__Do this__
Repeat word for word the portion of the passage on the hostname:port notation starting with "If you give" and going on through "hostname:port.".

__Passage to read__
◆ ◆ ◆

If you give the port number for a non-HTTP TCP application then yes,
your browser will spit an error back at you, because HTTP is the
implicit URI scheme. That doesn't mean hostname:port is wrong, it's
perfectly valid for HTTP. Similarly, I could give my LDAP URI as
google.com:80 and get an error, but I don't think that's a fault with
hostname:port.
The PHP interpreter itself uses it for HTTP:
$ php -S localhost:8000
I'm unconvinced.
Thanks.

◆ ◆ ◆

__Bounding box annotations__
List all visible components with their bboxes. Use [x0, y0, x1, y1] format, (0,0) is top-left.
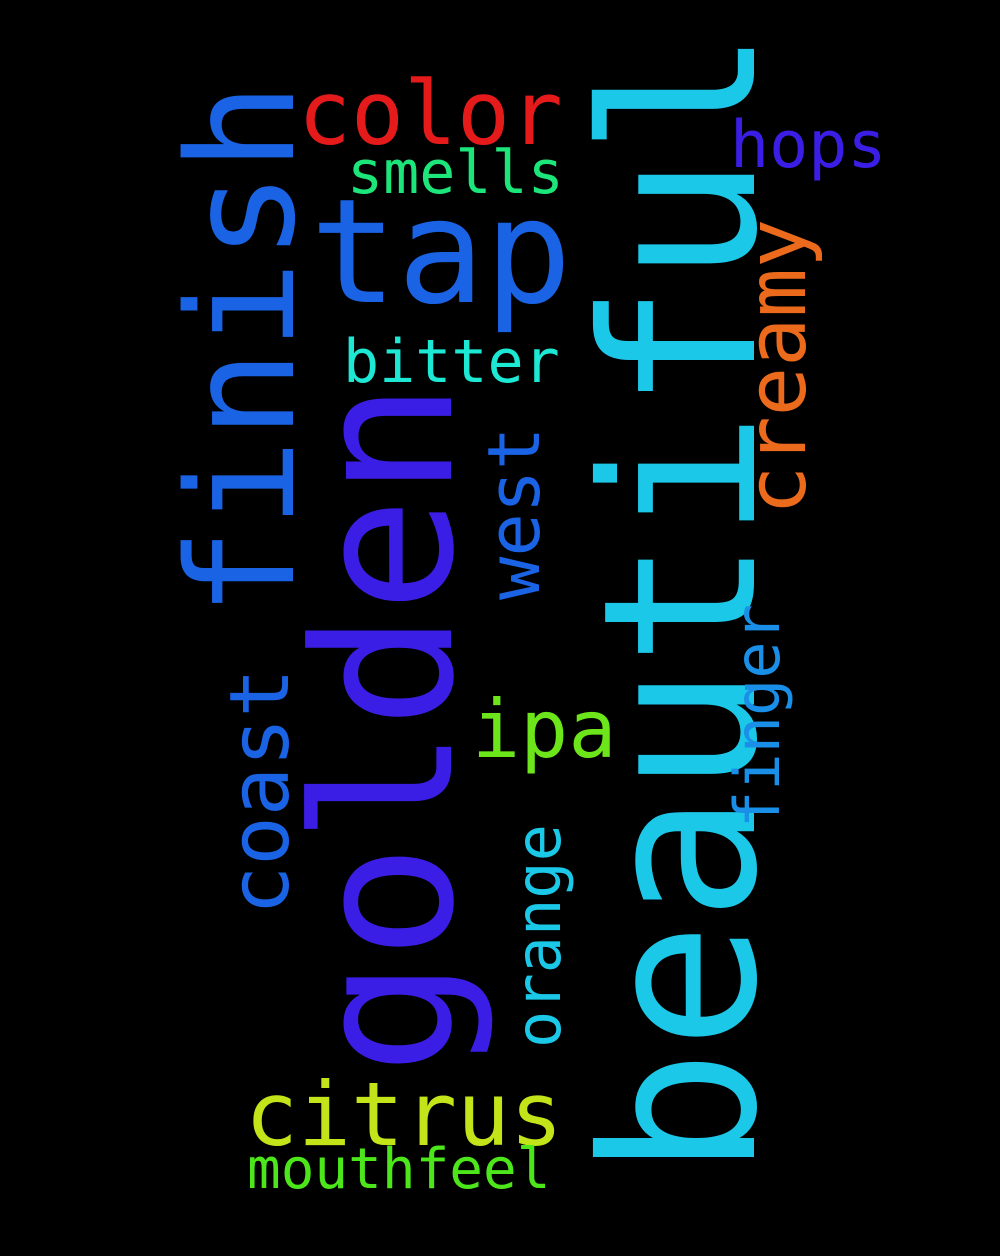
word-tap: tap — [310, 168, 572, 337]
word-coast: coast — [213, 668, 308, 915]
word-bitter: bitter — [343, 327, 560, 397]
word-finish: finish — [156, 82, 328, 617]
word-mouthfeel: mouthfeel — [247, 1137, 551, 1202]
word-hops: hops — [730, 108, 887, 183]
word-orange: orange — [502, 824, 575, 1048]
word-ipa: ipa — [472, 683, 617, 776]
word-finger: finger — [721, 604, 794, 828]
word-smells: smells — [347, 138, 564, 208]
word-creamy: creamy — [730, 218, 825, 515]
word-citrus: citrus — [245, 1063, 563, 1166]
word-west: west — [472, 426, 556, 600]
word-beautiful: beautiful — [557, 28, 804, 1177]
word-color: color — [298, 62, 563, 165]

◆ ◆ ◆

__Worked solution__
If you give the port number for a non-HTTP TCP application then yes,
your browser will spit an error back at you, because HTTP is the
implicit URI scheme. That doesn't mean hostname:port is wrong, it's
perfectly valid for HTTP. Similarly, I could give my LDAP URI as
google.com:80 and get an error, but I don't think that's a fault with
hostname:port.